--- Source text ---
And Then Bond Has A Shave: Die Another Day (2002) review – BlogalongaBond 20
Typical. You arrange your big anniversary celebration and then people keep turning up with inappropriate gigs – a post-9/11 downer; terrible CGI; Halle Berry…
Die Another Day
(Lee Tamahori, 2002)
The consensus has quickly formed over the past decade that Die Another Day represents the nadir of the James Bond series – even the founder of BlogalongaBond hates it. But what’s really interesting is why it’s achieved that unfortunate reputation. The 20th Bond movie, released in the 40th anniversary of Dr No, should be a celebration of all that has gone before. And yet, as M tells 007, “the world changed while you were away” – this is the first film after 9/11 and for half an hour the film captures the pulse of the times with Axis of Evil, and Bond a torture prisoner.
You can see the problem, right? These two things cannot co-exist in any sane and rational universe. Who wants to party in the aftermath of tragedy? Tonally, the first act is darker than even its contemporaries 24 and The Bourne Identity, especially in a jagged, abrasive title sequence that hints at the pain inflicted on 007 by scorpion venom, red hot pokers and a really bad Madonna song. Bond is bedraggled, abandoned by M, and lost. All seems lost. And then Bond has a shave…
The transformation is so utterly ridiculous it makes a mockery of everything that has come before. Within minutes, Bond is on his way to Havana, ogling Halle Berry, exchanging terrible double entendres and carrying out a pair of binoculars. Why? The Bond scholars will tell you it’s because Ian Fleming was a keen birdwatcher, but really it’s so Pierce Brosnan can spot all of the other on-screen references to past 007 movies; this is the geek’s version of Peter Greenaway’s Painting By Numbers, and what follows is Bond By Numbers… a parade of girls, gadgets, twisted villainy and daft action scenes, although for some reason they forgot the frickin’ sharks with frickin’ laser beams attached to their frickin’ heads.

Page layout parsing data
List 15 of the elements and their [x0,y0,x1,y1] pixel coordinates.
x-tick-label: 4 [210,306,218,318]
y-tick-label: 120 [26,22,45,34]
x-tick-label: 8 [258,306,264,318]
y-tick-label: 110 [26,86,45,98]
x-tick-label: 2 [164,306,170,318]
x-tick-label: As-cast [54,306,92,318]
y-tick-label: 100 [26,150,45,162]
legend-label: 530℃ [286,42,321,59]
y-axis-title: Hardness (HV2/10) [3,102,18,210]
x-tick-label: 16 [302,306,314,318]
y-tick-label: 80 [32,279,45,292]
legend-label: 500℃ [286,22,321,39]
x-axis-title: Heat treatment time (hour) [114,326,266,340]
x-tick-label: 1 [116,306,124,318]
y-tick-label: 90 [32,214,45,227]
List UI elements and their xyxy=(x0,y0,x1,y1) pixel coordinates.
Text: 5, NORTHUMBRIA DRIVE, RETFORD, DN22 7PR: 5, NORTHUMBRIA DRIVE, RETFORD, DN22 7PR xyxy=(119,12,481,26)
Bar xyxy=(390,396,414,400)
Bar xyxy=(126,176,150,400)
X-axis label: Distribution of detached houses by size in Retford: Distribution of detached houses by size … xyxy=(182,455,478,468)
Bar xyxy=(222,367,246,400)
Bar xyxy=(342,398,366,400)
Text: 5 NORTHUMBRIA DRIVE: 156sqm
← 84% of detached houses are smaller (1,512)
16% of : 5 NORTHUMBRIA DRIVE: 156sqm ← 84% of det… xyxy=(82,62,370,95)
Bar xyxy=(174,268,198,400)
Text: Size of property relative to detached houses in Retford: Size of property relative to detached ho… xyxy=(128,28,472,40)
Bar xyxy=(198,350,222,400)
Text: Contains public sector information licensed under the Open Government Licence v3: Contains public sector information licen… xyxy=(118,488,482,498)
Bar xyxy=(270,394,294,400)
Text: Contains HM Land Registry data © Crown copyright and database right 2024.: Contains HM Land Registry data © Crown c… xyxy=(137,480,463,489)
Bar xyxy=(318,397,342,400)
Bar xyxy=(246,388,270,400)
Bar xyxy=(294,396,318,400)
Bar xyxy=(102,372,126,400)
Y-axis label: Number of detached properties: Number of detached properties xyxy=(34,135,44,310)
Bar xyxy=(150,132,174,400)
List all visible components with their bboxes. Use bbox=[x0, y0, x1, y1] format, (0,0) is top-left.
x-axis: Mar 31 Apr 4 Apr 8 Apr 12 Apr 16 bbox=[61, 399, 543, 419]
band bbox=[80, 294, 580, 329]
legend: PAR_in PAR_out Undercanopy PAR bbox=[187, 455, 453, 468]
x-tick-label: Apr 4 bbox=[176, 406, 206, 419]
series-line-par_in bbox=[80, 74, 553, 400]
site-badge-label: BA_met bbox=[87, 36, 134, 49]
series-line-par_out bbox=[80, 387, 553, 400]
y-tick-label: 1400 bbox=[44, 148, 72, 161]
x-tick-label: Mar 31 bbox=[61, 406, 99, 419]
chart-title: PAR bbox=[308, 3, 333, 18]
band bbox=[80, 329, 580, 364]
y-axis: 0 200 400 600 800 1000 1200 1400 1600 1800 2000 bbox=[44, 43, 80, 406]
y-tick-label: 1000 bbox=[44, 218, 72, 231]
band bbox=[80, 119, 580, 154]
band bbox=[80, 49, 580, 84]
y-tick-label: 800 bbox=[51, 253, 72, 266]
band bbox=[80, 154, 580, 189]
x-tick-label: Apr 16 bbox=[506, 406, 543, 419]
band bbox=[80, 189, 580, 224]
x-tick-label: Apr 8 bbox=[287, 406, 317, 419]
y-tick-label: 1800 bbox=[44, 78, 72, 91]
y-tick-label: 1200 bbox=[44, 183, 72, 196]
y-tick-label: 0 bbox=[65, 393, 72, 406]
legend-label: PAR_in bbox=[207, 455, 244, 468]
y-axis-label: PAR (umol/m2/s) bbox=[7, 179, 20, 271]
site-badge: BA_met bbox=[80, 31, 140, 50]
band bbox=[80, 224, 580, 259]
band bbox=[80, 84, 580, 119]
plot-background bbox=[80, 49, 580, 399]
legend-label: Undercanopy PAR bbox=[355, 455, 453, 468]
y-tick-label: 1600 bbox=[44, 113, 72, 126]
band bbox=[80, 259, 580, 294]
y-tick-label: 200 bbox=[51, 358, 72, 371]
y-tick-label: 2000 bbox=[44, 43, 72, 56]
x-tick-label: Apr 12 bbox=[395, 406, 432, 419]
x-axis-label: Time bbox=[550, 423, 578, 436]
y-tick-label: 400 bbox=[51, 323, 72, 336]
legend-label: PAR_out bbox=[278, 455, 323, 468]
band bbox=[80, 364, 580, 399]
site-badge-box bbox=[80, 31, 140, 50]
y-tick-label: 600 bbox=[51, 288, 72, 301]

--- Work request ---
Rewrite the Die Another Day review between "And Then Bond Has A Shave: Die" and "(Lee Tamahori, 2002)", inclusive, replacing "Halle Berry" with "the Bond girl".

--- Expected output ---
And Then Bond Has A Shave: Die Another Day (2002) review – BlogalongaBond 20
Typical. You arrange your big anniversary celebration and then people keep turning up with inappropriate gigs – a post-9/11 downer; terrible CGI; the Bond girl…
Die Another Day
(Lee Tamahori, 2002)